● **What the task asks**
Will you print the material below without altering a single character?

********************

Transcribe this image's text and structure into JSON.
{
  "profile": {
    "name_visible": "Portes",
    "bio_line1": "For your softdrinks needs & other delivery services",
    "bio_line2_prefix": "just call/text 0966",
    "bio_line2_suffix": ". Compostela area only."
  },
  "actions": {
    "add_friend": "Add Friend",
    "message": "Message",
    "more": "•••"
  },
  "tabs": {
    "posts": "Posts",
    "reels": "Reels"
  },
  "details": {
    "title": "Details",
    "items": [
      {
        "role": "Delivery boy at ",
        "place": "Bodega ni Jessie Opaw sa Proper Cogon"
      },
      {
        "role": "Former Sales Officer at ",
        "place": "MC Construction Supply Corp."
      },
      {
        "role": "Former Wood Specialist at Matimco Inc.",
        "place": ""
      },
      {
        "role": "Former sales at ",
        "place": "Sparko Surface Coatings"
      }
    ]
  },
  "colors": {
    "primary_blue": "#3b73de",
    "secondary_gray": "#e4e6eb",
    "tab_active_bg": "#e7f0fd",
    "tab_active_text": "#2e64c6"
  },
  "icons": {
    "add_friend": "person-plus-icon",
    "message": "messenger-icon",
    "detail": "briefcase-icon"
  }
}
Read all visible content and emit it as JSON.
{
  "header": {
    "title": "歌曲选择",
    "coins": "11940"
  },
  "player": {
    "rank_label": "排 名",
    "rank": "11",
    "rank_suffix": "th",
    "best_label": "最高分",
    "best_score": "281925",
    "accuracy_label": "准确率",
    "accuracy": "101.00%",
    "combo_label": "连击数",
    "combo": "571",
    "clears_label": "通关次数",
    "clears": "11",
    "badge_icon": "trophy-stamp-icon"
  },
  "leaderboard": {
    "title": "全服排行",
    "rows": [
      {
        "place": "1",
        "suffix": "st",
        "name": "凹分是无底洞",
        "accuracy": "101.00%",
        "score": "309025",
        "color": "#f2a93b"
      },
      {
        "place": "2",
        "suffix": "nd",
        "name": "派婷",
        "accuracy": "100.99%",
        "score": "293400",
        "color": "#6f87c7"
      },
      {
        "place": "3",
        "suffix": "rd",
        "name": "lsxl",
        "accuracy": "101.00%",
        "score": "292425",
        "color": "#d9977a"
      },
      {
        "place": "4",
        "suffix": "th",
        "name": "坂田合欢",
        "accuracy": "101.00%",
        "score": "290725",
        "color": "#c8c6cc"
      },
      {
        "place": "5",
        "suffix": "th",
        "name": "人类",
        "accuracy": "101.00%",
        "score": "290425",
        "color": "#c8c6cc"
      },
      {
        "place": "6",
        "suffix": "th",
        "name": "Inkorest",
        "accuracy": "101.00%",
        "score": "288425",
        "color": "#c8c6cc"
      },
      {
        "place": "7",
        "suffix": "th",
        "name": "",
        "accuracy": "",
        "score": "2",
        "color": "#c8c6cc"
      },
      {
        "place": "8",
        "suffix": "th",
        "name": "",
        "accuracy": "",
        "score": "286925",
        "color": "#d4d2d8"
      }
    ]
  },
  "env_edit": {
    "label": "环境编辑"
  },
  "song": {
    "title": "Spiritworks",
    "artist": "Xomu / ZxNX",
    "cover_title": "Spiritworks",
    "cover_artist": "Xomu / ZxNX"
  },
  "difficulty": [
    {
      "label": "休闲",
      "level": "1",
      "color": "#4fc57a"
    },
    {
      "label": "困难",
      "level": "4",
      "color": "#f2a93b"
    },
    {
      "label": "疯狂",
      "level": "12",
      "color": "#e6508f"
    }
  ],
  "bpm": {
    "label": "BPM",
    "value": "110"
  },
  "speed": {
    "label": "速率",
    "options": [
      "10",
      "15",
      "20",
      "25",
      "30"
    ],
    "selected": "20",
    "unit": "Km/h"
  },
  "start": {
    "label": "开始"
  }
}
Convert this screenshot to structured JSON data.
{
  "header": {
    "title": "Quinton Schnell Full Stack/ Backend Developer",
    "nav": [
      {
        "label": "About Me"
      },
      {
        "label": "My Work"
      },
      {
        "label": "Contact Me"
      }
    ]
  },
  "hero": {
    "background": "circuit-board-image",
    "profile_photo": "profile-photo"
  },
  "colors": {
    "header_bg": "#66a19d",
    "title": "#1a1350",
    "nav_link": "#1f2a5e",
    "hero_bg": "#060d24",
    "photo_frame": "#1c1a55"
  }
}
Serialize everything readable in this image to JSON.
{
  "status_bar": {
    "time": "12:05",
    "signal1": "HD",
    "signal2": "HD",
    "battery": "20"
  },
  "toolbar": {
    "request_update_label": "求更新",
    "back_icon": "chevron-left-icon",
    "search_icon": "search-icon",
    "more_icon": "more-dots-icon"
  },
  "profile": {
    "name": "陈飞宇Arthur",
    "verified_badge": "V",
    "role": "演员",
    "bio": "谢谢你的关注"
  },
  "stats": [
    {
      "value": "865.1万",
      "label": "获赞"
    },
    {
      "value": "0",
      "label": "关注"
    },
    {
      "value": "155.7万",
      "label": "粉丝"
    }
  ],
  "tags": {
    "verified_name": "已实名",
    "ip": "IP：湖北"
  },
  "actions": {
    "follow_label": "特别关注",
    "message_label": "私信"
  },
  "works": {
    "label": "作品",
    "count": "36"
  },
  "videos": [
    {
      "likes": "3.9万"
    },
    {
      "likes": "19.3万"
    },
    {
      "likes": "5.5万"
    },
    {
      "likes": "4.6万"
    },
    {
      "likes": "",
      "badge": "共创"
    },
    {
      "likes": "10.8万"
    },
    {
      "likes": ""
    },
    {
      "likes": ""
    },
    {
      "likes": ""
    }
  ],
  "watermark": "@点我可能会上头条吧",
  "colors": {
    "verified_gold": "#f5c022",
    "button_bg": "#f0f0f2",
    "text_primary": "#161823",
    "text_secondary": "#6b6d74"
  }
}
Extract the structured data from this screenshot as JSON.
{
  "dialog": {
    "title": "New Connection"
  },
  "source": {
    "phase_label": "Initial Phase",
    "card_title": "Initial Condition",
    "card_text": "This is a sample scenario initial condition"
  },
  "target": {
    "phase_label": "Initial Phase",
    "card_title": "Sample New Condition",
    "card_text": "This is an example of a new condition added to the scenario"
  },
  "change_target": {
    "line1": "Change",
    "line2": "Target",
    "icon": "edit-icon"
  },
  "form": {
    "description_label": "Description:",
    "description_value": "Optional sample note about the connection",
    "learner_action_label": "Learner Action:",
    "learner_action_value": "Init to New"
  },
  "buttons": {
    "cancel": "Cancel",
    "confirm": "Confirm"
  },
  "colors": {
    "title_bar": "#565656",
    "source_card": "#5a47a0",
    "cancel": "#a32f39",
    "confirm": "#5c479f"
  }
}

********************

● **Exercise output**
Transcribe this image's text and structure into JSON.
{
  "profile": {
    "name_visible": "Portes",
    "bio_line1": "For your softdrinks needs & other delivery services",
    "bio_line2_prefix": "just call/text 0966",
    "bio_line2_suffix": ". Compostela area only."
  },
  "actions": {
    "add_friend": "Add Friend",
    "message": "Message",
    "more": "•••"
  },
  "tabs": {
    "posts": "Posts",
    "reels": "Reels"
  },
  "details": {
    "title": "Details",
    "items": [
      {
        "role": "Delivery boy at ",
        "place": "Bodega ni Jessie Opaw sa Proper Cogon"
      },
      {
        "role": "Former Sales Officer at ",
        "place": "MC Construction Supply Corp."
      },
      {
        "role": "Former Wood Specialist at Matimco Inc.",
        "place": ""
      },
      {
        "role": "Former sales at ",
        "place": "Sparko Surface Coatings"
      }
    ]
  },
  "colors": {
    "primary_blue": "#3b73de",
    "secondary_gray": "#e4e6eb",
    "tab_active_bg": "#e7f0fd",
    "tab_active_text": "#2e64c6"
  },
  "icons": {
    "add_friend": "person-plus-icon",
    "message": "messenger-icon",
    "detail": "briefcase-icon"
  }
}
Read all visible content and emit it as JSON.
{
  "header": {
    "title": "歌曲选择",
    "coins": "11940"
  },
  "player": {
    "rank_label": "排 名",
    "rank": "11",
    "rank_suffix": "th",
    "best_label": "最高分",
    "best_score": "281925",
    "accuracy_label": "准确率",
    "accuracy": "101.00%",
    "combo_label": "连击数",
    "combo": "571",
    "clears_label": "通关次数",
    "clears": "11",
    "badge_icon": "trophy-stamp-icon"
  },
  "leaderboard": {
    "title": "全服排行",
    "rows": [
      {
        "place": "1",
        "suffix": "st",
        "name": "凹分是无底洞",
        "accuracy": "101.00%",
        "score": "309025",
        "color": "#f2a93b"
      },
      {
        "place": "2",
        "suffix": "nd",
        "name": "派婷",
        "accuracy": "100.99%",
        "score": "293400",
        "color": "#6f87c7"
      },
      {
        "place": "3",
        "suffix": "rd",
        "name": "lsxl",
        "accuracy": "101.00%",
        "score": "292425",
        "color": "#d9977a"
      },
      {
        "place": "4",
        "suffix": "th",
        "name": "坂田合欢",
        "accuracy": "101.00%",
        "score": "290725",
        "color": "#c8c6cc"
      },
      {
        "place": "5",
        "suffix": "th",
        "name": "人类",
        "accuracy": "101.00%",
        "score": "290425",
        "color": "#c8c6cc"
      },
      {
        "place": "6",
        "suffix": "th",
        "name": "Inkorest",
        "accuracy": "101.00%",
        "score": "288425",
        "color": "#c8c6cc"
      },
      {
        "place": "7",
        "suffix": "th",
        "name": "",
        "accuracy": "",
        "score": "2",
        "color": "#c8c6cc"
      },
      {
        "place": "8",
        "suffix": "th",
        "name": "",
        "accuracy": "",
        "score": "286925",
        "color": "#d4d2d8"
      }
    ]
  },
  "env_edit": {
    "label": "环境编辑"
  },
  "song": {
    "title": "Spiritworks",
    "artist": "Xomu / ZxNX",
    "cover_title": "Spiritworks",
    "cover_artist": "Xomu / ZxNX"
  },
  "difficulty": [
    {
      "label": "休闲",
      "level": "1",
      "color": "#4fc57a"
    },
    {
      "label": "困难",
      "level": "4",
      "color": "#f2a93b"
    },
    {
      "label": "疯狂",
      "level": "12",
      "color": "#e6508f"
    }
  ],
  "bpm": {
    "label": "BPM",
    "value": "110"
  },
  "speed": {
    "label": "速率",
    "options": [
      "10",
      "15",
      "20",
      "25",
      "30"
    ],
    "selected": "20",
    "unit": "Km/h"
  },
  "start": {
    "label": "开始"
  }
}
Convert this screenshot to structured JSON data.
{
  "header": {
    "title": "Quinton Schnell Full Stack/ Backend Developer",
    "nav": [
      {
        "label": "About Me"
      },
      {
        "label": "My Work"
      },
      {
        "label": "Contact Me"
      }
    ]
  },
  "hero": {
    "background": "circuit-board-image",
    "profile_photo": "profile-photo"
  },
  "colors": {
    "header_bg": "#66a19d",
    "title": "#1a1350",
    "nav_link": "#1f2a5e",
    "hero_bg": "#060d24",
    "photo_frame": "#1c1a55"
  }
}
Serialize everything readable in this image to JSON.
{
  "status_bar": {
    "time": "12:05",
    "signal1": "HD",
    "signal2": "HD",
    "battery": "20"
  },
  "toolbar": {
    "request_update_label": "求更新",
    "back_icon": "chevron-left-icon",
    "search_icon": "search-icon",
    "more_icon": "more-dots-icon"
  },
  "profile": {
    "name": "陈飞宇Arthur",
    "verified_badge": "V",
    "role": "演员",
    "bio": "谢谢你的关注"
  },
  "stats": [
    {
      "value": "865.1万",
      "label": "获赞"
    },
    {
      "value": "0",
      "label": "关注"
    },
    {
      "value": "155.7万",
      "label": "粉丝"
    }
  ],
  "tags": {
    "verified_name": "已实名",
    "ip": "IP：湖北"
  },
  "actions": {
    "follow_label": "特别关注",
    "message_label": "私信"
  },
  "works": {
    "label": "作品",
    "count": "36"
  },
  "videos": [
    {
      "likes": "3.9万"
    },
    {
      "likes": "19.3万"
    },
    {
      "likes": "5.5万"
    },
    {
      "likes": "4.6万"
    },
    {
      "likes": "",
      "badge": "共创"
    },
    {
      "likes": "10.8万"
    },
    {
      "likes": ""
    },
    {
      "likes": ""
    },
    {
      "likes": ""
    }
  ],
  "watermark": "@点我可能会上头条吧",
  "colors": {
    "verified_gold": "#f5c022",
    "button_bg": "#f0f0f2",
    "text_primary": "#161823",
    "text_secondary": "#6b6d74"
  }
}
Extract the structured data from this screenshot as JSON.
{
  "dialog": {
    "title": "New Connection"
  },
  "source": {
    "phase_label": "Initial Phase",
    "card_title": "Initial Condition",
    "card_text": "This is a sample scenario initial condition"
  },
  "target": {
    "phase_label": "Initial Phase",
    "card_title": "Sample New Condition",
    "card_text": "This is an example of a new condition added to the scenario"
  },
  "change_target": {
    "line1": "Change",
    "line2": "Target",
    "icon": "edit-icon"
  },
  "form": {
    "description_label": "Description:",
    "description_value": "Optional sample note about the connection",
    "learner_action_label": "Learner Action:",
    "learner_action_value": "Init to New"
  },
  "buttons": {
    "cancel": "Cancel",
    "confirm": "Confirm"
  },
  "colors": {
    "title_bar": "#565656",
    "source_card": "#5a47a0",
    "cancel": "#a32f39",
    "confirm": "#5c479f"
  }
}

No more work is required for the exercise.